Given exercise: Find and return each line containing "peak".

## START

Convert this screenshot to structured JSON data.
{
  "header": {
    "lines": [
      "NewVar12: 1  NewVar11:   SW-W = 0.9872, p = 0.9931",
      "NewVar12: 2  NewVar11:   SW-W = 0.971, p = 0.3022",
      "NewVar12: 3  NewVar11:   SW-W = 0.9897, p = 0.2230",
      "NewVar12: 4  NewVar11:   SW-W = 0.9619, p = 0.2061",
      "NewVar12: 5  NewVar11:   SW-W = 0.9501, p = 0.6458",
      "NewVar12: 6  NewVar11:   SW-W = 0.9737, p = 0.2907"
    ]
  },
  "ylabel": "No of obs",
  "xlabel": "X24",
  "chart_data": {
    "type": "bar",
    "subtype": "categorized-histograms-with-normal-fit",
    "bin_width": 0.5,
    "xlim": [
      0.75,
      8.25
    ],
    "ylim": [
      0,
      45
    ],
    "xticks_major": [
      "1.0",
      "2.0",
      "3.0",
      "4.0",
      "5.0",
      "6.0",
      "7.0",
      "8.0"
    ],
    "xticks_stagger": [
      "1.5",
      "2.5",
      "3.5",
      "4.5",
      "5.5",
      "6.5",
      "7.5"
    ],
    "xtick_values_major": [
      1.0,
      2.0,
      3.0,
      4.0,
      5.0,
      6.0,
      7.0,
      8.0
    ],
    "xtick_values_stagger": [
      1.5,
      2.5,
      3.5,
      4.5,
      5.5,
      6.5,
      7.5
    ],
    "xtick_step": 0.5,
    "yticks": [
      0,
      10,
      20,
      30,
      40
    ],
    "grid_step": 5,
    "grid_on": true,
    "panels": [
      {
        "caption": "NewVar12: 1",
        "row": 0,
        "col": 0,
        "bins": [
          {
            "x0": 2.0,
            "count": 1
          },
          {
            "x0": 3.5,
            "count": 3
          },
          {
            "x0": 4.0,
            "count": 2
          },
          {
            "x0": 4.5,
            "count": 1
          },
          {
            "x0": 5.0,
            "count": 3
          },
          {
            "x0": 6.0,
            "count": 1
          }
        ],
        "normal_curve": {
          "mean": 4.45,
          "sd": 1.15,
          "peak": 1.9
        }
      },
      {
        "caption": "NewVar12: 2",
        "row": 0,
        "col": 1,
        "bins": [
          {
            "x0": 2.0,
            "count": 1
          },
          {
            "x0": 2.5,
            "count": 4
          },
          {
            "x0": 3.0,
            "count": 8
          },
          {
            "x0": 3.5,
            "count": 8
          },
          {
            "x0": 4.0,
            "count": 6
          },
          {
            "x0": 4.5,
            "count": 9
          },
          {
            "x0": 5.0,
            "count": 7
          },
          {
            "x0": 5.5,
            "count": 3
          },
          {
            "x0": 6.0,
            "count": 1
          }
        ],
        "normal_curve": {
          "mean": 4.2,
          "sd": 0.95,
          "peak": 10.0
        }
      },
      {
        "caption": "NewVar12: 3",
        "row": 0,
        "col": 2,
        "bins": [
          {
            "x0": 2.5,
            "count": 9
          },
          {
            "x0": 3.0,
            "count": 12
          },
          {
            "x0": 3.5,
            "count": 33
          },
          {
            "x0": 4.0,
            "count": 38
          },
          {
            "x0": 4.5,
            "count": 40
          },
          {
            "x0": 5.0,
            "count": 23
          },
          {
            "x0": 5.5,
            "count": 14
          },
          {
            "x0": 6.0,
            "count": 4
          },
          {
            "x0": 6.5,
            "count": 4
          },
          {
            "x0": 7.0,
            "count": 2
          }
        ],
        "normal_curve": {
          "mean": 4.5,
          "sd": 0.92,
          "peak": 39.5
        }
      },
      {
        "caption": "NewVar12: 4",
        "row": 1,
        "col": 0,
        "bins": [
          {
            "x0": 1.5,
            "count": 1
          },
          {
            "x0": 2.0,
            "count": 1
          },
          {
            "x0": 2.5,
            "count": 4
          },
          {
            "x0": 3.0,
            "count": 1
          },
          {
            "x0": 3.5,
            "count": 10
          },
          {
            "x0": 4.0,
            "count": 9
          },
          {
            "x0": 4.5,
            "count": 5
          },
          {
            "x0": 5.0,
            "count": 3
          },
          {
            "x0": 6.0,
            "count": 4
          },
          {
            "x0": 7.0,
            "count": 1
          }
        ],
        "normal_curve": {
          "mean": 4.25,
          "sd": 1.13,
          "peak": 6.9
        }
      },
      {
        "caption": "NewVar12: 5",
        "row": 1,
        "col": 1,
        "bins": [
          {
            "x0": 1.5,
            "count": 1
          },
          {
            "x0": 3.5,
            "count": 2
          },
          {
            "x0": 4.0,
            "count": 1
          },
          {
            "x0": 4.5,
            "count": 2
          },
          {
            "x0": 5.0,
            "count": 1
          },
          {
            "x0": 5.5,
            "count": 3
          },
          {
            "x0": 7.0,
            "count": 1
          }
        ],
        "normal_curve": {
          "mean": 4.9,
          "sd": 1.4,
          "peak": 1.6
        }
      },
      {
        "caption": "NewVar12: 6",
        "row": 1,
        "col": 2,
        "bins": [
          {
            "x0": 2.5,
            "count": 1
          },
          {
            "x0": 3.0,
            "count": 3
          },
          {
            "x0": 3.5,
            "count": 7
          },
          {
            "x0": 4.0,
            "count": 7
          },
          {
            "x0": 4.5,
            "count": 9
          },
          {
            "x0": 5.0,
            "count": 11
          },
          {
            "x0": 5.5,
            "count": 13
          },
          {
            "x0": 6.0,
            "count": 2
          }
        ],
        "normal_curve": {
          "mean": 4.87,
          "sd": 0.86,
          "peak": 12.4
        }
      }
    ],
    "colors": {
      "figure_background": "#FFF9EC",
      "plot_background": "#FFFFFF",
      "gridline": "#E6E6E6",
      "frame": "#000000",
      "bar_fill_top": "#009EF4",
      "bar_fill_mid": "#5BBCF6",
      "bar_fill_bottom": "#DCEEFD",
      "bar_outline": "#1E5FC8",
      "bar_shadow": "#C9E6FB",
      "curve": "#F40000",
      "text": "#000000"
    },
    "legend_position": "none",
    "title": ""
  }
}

## END

The reply:
          "peak": 1.9
          "peak": 10.0
          "peak": 39.5
          "peak": 6.9
          "peak": 1.6
          "peak": 12.4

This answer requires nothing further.